Exercise description: Your task is to filter the data below down to the lines holding "background".

[Items from a figure collection]
* * *

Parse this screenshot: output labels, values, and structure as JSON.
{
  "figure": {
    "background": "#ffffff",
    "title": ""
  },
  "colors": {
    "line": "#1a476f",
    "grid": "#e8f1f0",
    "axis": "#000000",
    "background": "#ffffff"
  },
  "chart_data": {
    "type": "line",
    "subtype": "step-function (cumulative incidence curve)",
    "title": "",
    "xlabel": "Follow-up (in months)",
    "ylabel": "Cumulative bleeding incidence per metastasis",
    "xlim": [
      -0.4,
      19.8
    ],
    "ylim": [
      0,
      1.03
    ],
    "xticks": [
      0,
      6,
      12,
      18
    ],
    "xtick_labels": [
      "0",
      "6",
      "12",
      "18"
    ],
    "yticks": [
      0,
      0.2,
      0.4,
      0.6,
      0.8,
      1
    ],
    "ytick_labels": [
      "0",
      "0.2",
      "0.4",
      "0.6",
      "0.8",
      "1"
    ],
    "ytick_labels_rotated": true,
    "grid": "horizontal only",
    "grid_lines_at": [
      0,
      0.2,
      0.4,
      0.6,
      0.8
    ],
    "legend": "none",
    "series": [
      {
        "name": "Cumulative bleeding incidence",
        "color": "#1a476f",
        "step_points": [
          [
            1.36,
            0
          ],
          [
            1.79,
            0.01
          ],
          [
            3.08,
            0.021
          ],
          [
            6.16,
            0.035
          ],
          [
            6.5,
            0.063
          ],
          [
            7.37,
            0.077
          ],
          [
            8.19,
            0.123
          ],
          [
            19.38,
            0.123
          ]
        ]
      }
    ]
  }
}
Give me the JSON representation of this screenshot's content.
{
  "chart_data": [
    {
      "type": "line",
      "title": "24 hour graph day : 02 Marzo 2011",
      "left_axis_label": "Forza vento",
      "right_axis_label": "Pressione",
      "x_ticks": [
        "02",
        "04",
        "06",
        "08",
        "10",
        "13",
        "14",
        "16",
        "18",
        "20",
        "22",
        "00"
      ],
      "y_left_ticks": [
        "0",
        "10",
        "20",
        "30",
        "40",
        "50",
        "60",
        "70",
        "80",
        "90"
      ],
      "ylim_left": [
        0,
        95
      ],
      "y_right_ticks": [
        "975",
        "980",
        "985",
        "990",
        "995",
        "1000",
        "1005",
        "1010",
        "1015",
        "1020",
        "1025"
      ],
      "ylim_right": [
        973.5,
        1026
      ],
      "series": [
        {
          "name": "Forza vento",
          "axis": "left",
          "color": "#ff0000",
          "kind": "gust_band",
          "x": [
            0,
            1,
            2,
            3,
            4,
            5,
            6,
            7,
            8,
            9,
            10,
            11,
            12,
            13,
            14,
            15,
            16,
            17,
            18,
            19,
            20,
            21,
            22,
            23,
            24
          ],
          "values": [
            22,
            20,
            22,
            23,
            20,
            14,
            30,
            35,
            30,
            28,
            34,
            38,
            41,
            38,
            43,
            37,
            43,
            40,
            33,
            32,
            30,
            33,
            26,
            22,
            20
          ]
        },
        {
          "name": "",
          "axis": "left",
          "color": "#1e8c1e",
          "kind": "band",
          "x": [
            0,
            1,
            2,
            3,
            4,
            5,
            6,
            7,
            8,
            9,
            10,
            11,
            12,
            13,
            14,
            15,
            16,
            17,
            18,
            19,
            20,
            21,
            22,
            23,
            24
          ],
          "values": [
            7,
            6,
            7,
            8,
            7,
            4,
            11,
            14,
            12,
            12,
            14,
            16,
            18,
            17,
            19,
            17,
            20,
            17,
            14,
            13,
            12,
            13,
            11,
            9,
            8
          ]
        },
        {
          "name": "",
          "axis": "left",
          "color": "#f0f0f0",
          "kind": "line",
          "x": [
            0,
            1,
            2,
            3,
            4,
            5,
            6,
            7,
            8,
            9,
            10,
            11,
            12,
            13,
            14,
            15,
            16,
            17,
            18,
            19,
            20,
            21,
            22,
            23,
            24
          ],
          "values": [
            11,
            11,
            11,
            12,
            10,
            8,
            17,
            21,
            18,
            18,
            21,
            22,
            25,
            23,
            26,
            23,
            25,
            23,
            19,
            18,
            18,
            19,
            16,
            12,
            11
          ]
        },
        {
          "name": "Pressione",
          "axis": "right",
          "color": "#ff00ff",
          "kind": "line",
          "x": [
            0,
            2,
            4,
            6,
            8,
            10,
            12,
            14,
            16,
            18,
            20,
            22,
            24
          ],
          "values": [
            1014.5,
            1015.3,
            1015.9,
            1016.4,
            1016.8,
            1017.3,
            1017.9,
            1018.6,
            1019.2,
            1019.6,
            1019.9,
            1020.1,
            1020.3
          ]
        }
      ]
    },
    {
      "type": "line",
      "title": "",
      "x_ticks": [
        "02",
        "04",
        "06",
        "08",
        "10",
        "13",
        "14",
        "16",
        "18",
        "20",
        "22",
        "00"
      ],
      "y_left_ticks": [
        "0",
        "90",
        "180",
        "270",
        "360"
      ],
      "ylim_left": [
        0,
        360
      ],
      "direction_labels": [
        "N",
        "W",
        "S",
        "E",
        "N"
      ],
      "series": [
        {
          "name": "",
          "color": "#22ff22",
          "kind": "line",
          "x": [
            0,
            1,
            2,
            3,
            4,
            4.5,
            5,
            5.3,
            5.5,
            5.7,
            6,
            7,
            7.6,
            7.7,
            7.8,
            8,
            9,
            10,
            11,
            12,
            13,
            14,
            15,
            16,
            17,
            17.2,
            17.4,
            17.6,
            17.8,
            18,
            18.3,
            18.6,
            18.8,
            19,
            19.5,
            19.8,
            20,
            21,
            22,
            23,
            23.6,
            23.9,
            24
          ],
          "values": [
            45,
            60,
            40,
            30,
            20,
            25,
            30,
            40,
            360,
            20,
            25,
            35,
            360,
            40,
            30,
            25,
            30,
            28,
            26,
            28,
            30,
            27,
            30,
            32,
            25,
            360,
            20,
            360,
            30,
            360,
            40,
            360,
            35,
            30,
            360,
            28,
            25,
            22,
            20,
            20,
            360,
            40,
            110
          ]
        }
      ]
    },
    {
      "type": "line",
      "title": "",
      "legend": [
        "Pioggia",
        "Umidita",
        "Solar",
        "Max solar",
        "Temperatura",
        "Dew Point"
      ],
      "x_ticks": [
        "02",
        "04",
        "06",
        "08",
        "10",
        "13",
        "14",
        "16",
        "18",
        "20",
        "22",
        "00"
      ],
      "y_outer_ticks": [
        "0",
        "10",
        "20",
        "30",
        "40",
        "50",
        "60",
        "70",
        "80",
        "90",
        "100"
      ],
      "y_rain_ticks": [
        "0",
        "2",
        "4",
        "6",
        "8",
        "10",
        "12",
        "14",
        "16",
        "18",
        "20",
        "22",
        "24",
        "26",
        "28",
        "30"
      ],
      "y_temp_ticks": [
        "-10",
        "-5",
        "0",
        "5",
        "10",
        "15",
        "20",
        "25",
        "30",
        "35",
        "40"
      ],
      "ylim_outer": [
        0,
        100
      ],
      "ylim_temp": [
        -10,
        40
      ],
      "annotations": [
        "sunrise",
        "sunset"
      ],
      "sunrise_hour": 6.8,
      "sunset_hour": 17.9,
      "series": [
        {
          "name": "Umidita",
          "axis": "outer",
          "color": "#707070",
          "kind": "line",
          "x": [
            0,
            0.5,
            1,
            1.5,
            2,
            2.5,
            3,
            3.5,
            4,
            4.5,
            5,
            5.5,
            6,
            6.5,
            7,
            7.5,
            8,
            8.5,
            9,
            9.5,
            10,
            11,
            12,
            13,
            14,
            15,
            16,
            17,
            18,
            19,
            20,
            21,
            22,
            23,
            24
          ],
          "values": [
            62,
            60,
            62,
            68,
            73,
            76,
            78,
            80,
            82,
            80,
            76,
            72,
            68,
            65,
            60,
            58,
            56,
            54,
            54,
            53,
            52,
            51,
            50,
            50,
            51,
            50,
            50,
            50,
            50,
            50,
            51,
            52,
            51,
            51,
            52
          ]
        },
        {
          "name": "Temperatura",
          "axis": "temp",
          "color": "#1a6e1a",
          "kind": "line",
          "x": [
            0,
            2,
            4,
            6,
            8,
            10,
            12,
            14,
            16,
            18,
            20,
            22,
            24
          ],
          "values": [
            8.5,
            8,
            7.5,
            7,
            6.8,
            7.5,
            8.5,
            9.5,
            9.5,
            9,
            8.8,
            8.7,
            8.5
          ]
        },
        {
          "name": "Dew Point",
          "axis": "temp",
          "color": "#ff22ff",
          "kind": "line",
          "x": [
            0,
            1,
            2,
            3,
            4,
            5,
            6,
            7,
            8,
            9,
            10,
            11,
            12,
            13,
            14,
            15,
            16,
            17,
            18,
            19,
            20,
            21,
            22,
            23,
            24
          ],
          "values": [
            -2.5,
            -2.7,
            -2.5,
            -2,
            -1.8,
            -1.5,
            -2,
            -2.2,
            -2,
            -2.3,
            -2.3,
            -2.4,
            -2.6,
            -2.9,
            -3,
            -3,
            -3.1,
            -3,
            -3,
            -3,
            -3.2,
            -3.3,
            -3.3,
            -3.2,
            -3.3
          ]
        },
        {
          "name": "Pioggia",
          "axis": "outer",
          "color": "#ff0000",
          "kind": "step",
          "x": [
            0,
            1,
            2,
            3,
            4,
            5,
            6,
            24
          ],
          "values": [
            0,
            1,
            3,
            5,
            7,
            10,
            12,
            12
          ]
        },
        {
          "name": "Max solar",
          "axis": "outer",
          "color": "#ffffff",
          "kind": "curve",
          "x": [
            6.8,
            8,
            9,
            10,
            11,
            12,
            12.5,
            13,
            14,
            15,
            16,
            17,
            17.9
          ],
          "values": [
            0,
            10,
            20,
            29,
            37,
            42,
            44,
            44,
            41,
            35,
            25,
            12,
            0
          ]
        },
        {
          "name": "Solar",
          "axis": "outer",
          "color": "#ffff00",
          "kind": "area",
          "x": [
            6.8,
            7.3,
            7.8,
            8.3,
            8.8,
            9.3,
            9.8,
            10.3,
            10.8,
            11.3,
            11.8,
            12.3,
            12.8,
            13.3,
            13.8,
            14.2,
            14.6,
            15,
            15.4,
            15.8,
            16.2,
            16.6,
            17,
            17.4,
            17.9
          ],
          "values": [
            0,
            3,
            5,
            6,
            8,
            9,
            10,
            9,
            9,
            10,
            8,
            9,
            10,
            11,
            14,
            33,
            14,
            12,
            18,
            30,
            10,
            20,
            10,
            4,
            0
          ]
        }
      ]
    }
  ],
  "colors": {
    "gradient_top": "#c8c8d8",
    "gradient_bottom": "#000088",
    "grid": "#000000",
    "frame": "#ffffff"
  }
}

* * *

Written answer:
    "background": "#ffffff",
    "background": "#ffffff"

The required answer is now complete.